>> Begin Data supplied

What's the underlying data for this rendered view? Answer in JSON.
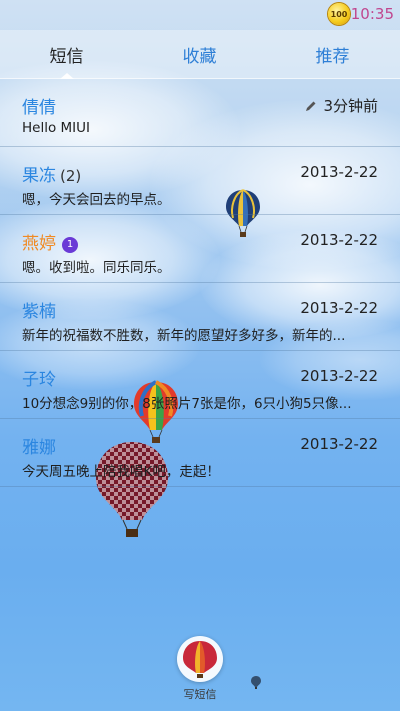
{
  "status_bar": {
    "battery_level": "100",
    "time": "10:35",
    "time_color": "#c0468e"
  },
  "tabs": [
    {
      "label": "短信",
      "active": true
    },
    {
      "label": "收藏",
      "active": false
    },
    {
      "label": "推荐",
      "active": false
    }
  ],
  "threads": [
    {
      "name": "倩倩",
      "count": "",
      "date": "3分钟前",
      "snippet": "Hello MIUI",
      "draft": true,
      "unread": ""
    },
    {
      "name": "果冻",
      "count": "(2)",
      "date": "2013-2-22",
      "snippet": "嗯，今天会回去的早点。",
      "draft": false,
      "unread": ""
    },
    {
      "name": "燕婷",
      "count": "",
      "date": "2013-2-22",
      "snippet": "嗯。收到啦。同乐同乐。",
      "draft": false,
      "unread": "1"
    },
    {
      "name": "紫楠",
      "count": "",
      "date": "2013-2-22",
      "snippet": "新年的祝福数不胜数，新年的愿望好多好多，新年的...",
      "draft": false,
      "unread": ""
    },
    {
      "name": "子玲",
      "count": "",
      "date": "2013-2-22",
      "snippet": "10分想念9别的你，8张照片7张是你，6只小狗5只像...",
      "draft": false,
      "unread": ""
    },
    {
      "name": "雅娜",
      "count": "",
      "date": "2013-2-22",
      "snippet": "今天周五晚上陪我唱K吧，走起！",
      "draft": false,
      "unread": ""
    }
  ],
  "compose": {
    "label": "写短信"
  },
  "colors": {
    "accent": "#2b86e0",
    "unread_name": "#f08a24",
    "unread_badge": "#6a3ad6"
  },
  "icons": {
    "draft": "pencil-icon",
    "battery": "battery-icon",
    "compose": "balloon-compose-icon"
  }
}
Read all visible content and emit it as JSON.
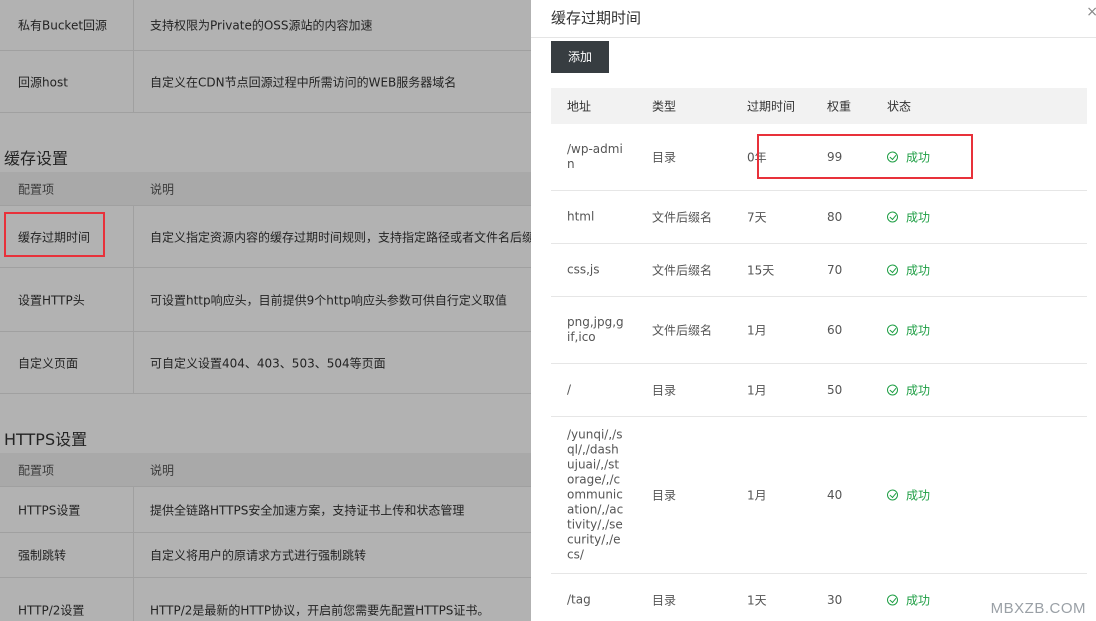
{
  "background": {
    "top_rows": [
      {
        "name": "私有Bucket回源",
        "desc": "支持权限为Private的OSS源站的内容加速"
      },
      {
        "name": "回源host",
        "desc": "自定义在CDN节点回源过程中所需访问的WEB服务器域名"
      }
    ],
    "cache_section": {
      "title": "缓存设置",
      "header": {
        "col1": "配置项",
        "col2": "说明"
      },
      "rows": [
        {
          "name": "缓存过期时间",
          "desc": "自定义指定资源内容的缓存过期时间规则，支持指定路径或者文件名后缀"
        },
        {
          "name": "设置HTTP头",
          "desc": "可设置http响应头，目前提供9个http响应头参数可供自行定义取值"
        },
        {
          "name": "自定义页面",
          "desc": "可自定义设置404、403、503、504等页面"
        }
      ]
    },
    "https_section": {
      "title": "HTTPS设置",
      "header": {
        "col1": "配置项",
        "col2": "说明"
      },
      "rows": [
        {
          "name": "HTTPS设置",
          "desc": "提供全链路HTTPS安全加速方案，支持证书上传和状态管理"
        },
        {
          "name": "强制跳转",
          "desc": "自定义将用户的原请求方式进行强制跳转"
        },
        {
          "name": "HTTP/2设置",
          "desc": "HTTP/2是最新的HTTP协议，开启前您需要先配置HTTPS证书。"
        }
      ]
    }
  },
  "panel": {
    "title": "缓存过期时间",
    "close_glyph": "×",
    "add_label": "添加",
    "columns": {
      "path": "地址",
      "type": "类型",
      "expire": "过期时间",
      "weight": "权重",
      "status": "状态"
    },
    "rows": [
      {
        "path": "/wp-admin",
        "type": "目录",
        "expire": "0年",
        "weight": "99",
        "status": "成功"
      },
      {
        "path": "html",
        "type": "文件后缀名",
        "expire": "7天",
        "weight": "80",
        "status": "成功"
      },
      {
        "path": "css,js",
        "type": "文件后缀名",
        "expire": "15天",
        "weight": "70",
        "status": "成功"
      },
      {
        "path": "png,jpg,gif,ico",
        "type": "文件后缀名",
        "expire": "1月",
        "weight": "60",
        "status": "成功"
      },
      {
        "path": "/",
        "type": "目录",
        "expire": "1月",
        "weight": "50",
        "status": "成功"
      },
      {
        "path": "/yunqi/,/sql/,/dashujuai/,/storage/,/communication/,/activity/,/security/,/ecs/",
        "type": "目录",
        "expire": "1月",
        "weight": "40",
        "status": "成功"
      },
      {
        "path": "/tag",
        "type": "目录",
        "expire": "1天",
        "weight": "30",
        "status": "成功"
      }
    ]
  },
  "watermark": "MBXZB.COM",
  "colors": {
    "accent_red": "#e8313a",
    "success_green": "#1e9e44",
    "button_dark": "#373d41"
  }
}
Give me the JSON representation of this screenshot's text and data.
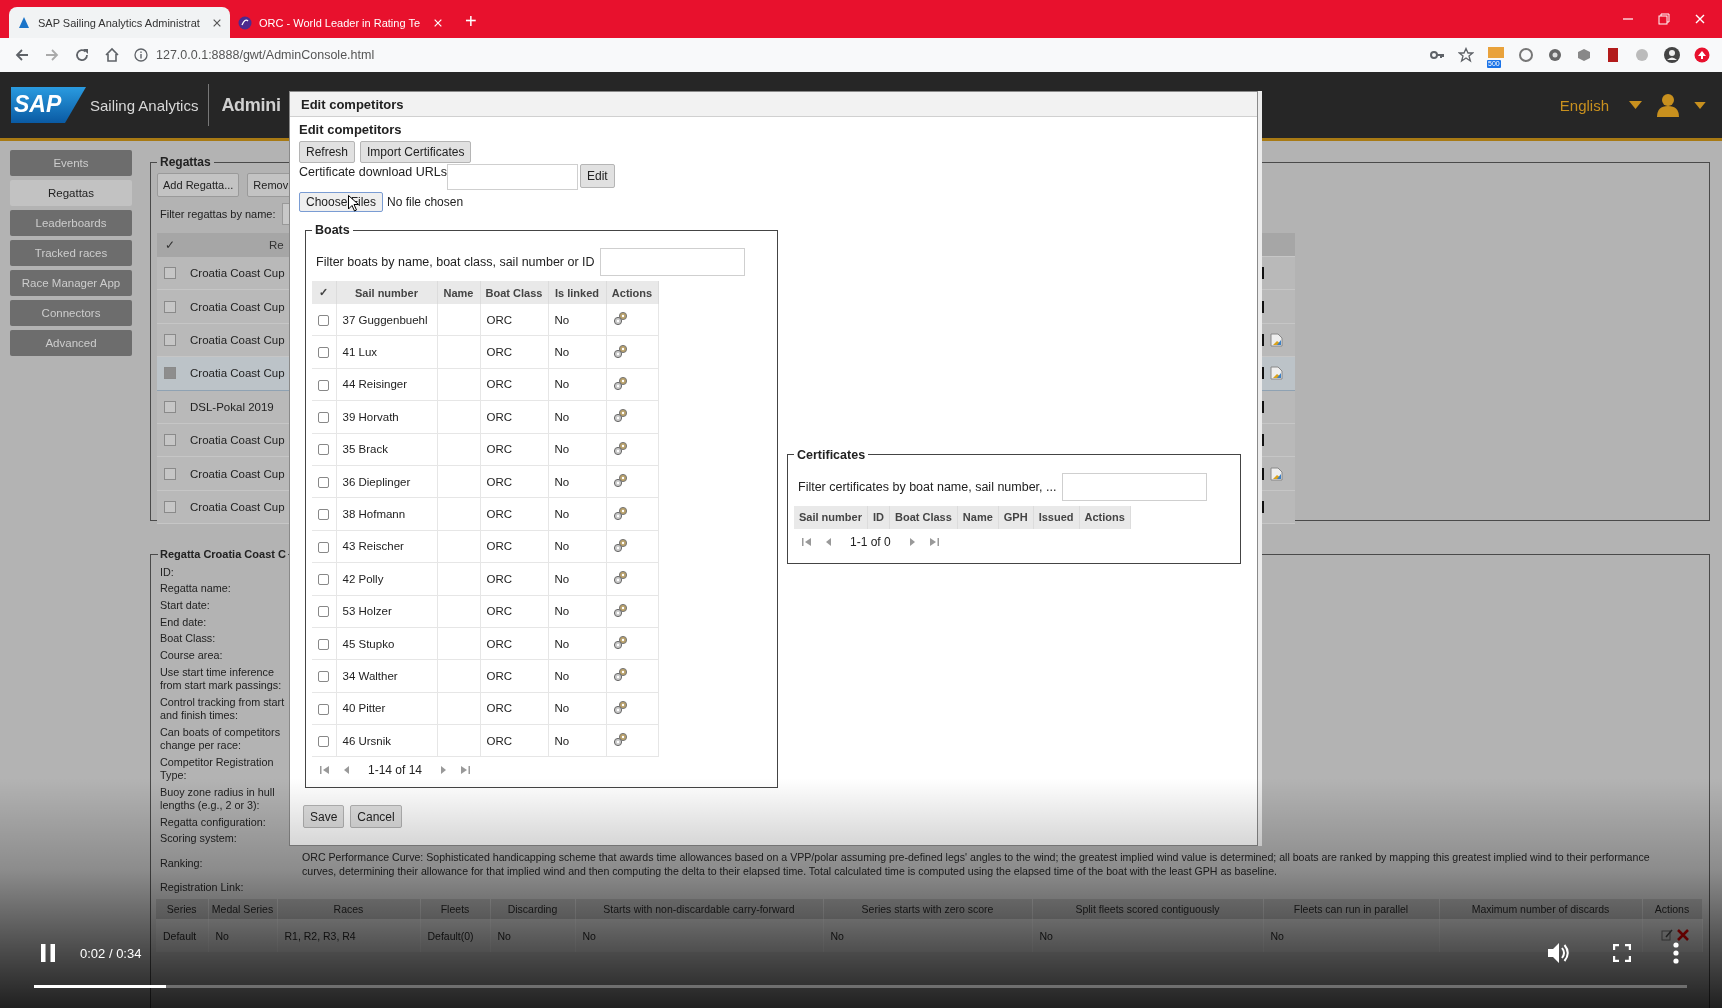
{
  "browser": {
    "tabs": [
      {
        "title": "SAP Sailing Analytics Administrat",
        "selected": true
      },
      {
        "title": "ORC - World Leader in Rating Te",
        "selected": false
      }
    ],
    "new_tab": "+",
    "address": "127.0.0.1:8888/gwt/AdminConsole.html",
    "badge": "500"
  },
  "header": {
    "logo": "SAP",
    "product": "Sailing Analytics",
    "title": "Admini",
    "language": "English"
  },
  "sidebar": {
    "items": [
      {
        "label": "Events",
        "selected": false
      },
      {
        "label": "Regattas",
        "selected": true
      },
      {
        "label": "Leaderboards",
        "selected": false
      },
      {
        "label": "Tracked races",
        "selected": false
      },
      {
        "label": "Race Manager App",
        "selected": false
      },
      {
        "label": "Connectors",
        "selected": false
      },
      {
        "label": "Advanced",
        "selected": false
      }
    ]
  },
  "regattas": {
    "legend": "Regattas",
    "buttons": [
      "Add Regatta...",
      "Remov"
    ],
    "filter_label": "Filter regattas by name:",
    "columns": [
      "✓",
      "Re"
    ],
    "rows": [
      {
        "name": "Croatia Coast Cup",
        "selected": false,
        "chart_icon": false
      },
      {
        "name": "Croatia Coast Cup",
        "selected": false,
        "chart_icon": false
      },
      {
        "name": "Croatia Coast Cup",
        "selected": false,
        "chart_icon": true
      },
      {
        "name": "Croatia Coast Cup",
        "selected": true,
        "chart_icon": true
      },
      {
        "name": "DSL-Pokal 2019",
        "selected": false,
        "chart_icon": false
      },
      {
        "name": "Croatia Coast Cup",
        "selected": false,
        "chart_icon": false
      },
      {
        "name": "Croatia Coast Cup",
        "selected": false,
        "chart_icon": true
      },
      {
        "name": "Croatia Coast Cup",
        "selected": false,
        "chart_icon": false
      }
    ]
  },
  "details": {
    "legend": "Regatta Croatia Coast C",
    "fields": [
      {
        "label": "ID:"
      },
      {
        "label": "Regatta name:"
      },
      {
        "label": "Start date:"
      },
      {
        "label": "End date:"
      },
      {
        "label": "Boat Class:"
      },
      {
        "label": "Course area:"
      },
      {
        "label": "Use start time inference from start mark passings:"
      },
      {
        "label": "Control tracking from start and finish times:"
      },
      {
        "label": "Can boats of competitors change per race:"
      },
      {
        "label": "Competitor Registration Type:"
      },
      {
        "label": "Buoy zone radius in hull lengths (e.g., 2 or 3):"
      },
      {
        "label": "Regatta configuration:"
      },
      {
        "label": "Scoring system:"
      },
      {
        "label": "Ranking:",
        "value": "ORC Performance Curve: Sophisticated handicapping scheme that awards time allowances based on a VPP/polar assuming pre-defined legs' angles to the wind; the greatest implied wind value is determined; all boats are ranked by mapping this greatest implied wind to their performance curves, determining their allowance for that implied wind and then computing the delta to their elapsed time. Total calculated time is computed using the elapsed time of the boat with the least GPH as baseline."
      },
      {
        "label": "Registration Link:"
      }
    ],
    "series_table": {
      "columns": [
        "Series",
        "Medal Series",
        "Races",
        "Fleets",
        "Discarding",
        "Starts with non-discardable carry-forward",
        "Series starts with zero score",
        "Split fleets scored contiguously",
        "Fleets can run in parallel",
        "Maximum number of discards",
        "Actions"
      ],
      "rows": [
        {
          "cells": [
            "Default",
            "No",
            "R1, R2, R3, R4",
            "Default(0)",
            "No",
            "No",
            "No",
            "No",
            "No"
          ]
        }
      ]
    }
  },
  "dialog": {
    "title": "Edit competitors",
    "heading": "Edit competitors",
    "buttons": [
      "Refresh",
      "Import Certificates"
    ],
    "url_label": "Certificate download URLs",
    "edit_button": "Edit",
    "file_button": "Choose Files",
    "file_status": "No file chosen",
    "boats": {
      "legend": "Boats",
      "filter_label": "Filter boats by name, boat class, sail number or ID",
      "columns": [
        "✓",
        "Sail number",
        "Name",
        "Boat Class",
        "Is linked",
        "Actions"
      ],
      "rows": [
        {
          "sail_number": "37 Guggenbuehl",
          "boat_class": "ORC",
          "linked": "No",
          "checked": false
        },
        {
          "sail_number": "41 Lux",
          "boat_class": "ORC",
          "linked": "No",
          "checked": false
        },
        {
          "sail_number": "44 Reisinger",
          "boat_class": "ORC",
          "linked": "No",
          "checked": false
        },
        {
          "sail_number": "39 Horvath",
          "boat_class": "ORC",
          "linked": "No",
          "checked": false
        },
        {
          "sail_number": "35 Brack",
          "boat_class": "ORC",
          "linked": "No",
          "checked": false
        },
        {
          "sail_number": "36 Dieplinger",
          "boat_class": "ORC",
          "linked": "No",
          "checked": false
        },
        {
          "sail_number": "38 Hofmann",
          "boat_class": "ORC",
          "linked": "No",
          "checked": false
        },
        {
          "sail_number": "43 Reischer",
          "boat_class": "ORC",
          "linked": "No",
          "checked": false
        },
        {
          "sail_number": "42 Polly",
          "boat_class": "ORC",
          "linked": "No",
          "checked": false
        },
        {
          "sail_number": "53 Holzer",
          "boat_class": "ORC",
          "linked": "No",
          "checked": false
        },
        {
          "sail_number": "45 Stupko",
          "boat_class": "ORC",
          "linked": "No",
          "checked": false
        },
        {
          "sail_number": "34 Walther",
          "boat_class": "ORC",
          "linked": "No",
          "checked": false
        },
        {
          "sail_number": "40 Pitter",
          "boat_class": "ORC",
          "linked": "No",
          "checked": false
        },
        {
          "sail_number": "46 Ursnik",
          "boat_class": "ORC",
          "linked": "No",
          "checked": false
        }
      ],
      "pager": "1-14 of 14"
    },
    "certificates": {
      "legend": "Certificates",
      "filter_label": "Filter certificates by boat name, sail number, ...",
      "columns": [
        "Sail number",
        "ID",
        "Boat Class",
        "Name",
        "GPH",
        "Issued",
        "Actions"
      ],
      "pager": "1-1 of 0"
    },
    "footer_buttons": [
      "Save",
      "Cancel"
    ]
  },
  "video": {
    "playing": true,
    "time": "0:02 / 0:34",
    "level": 0.08
  }
}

>> End Data supplied

What is being asked:
Copy each line of the data that contains the word "JSON".

Response below:
What's the underlying data for this rendered view? Answer in JSON.
Read all visible content and emit it as JSON.
Give me the JSON representation of this screenshot's text and data.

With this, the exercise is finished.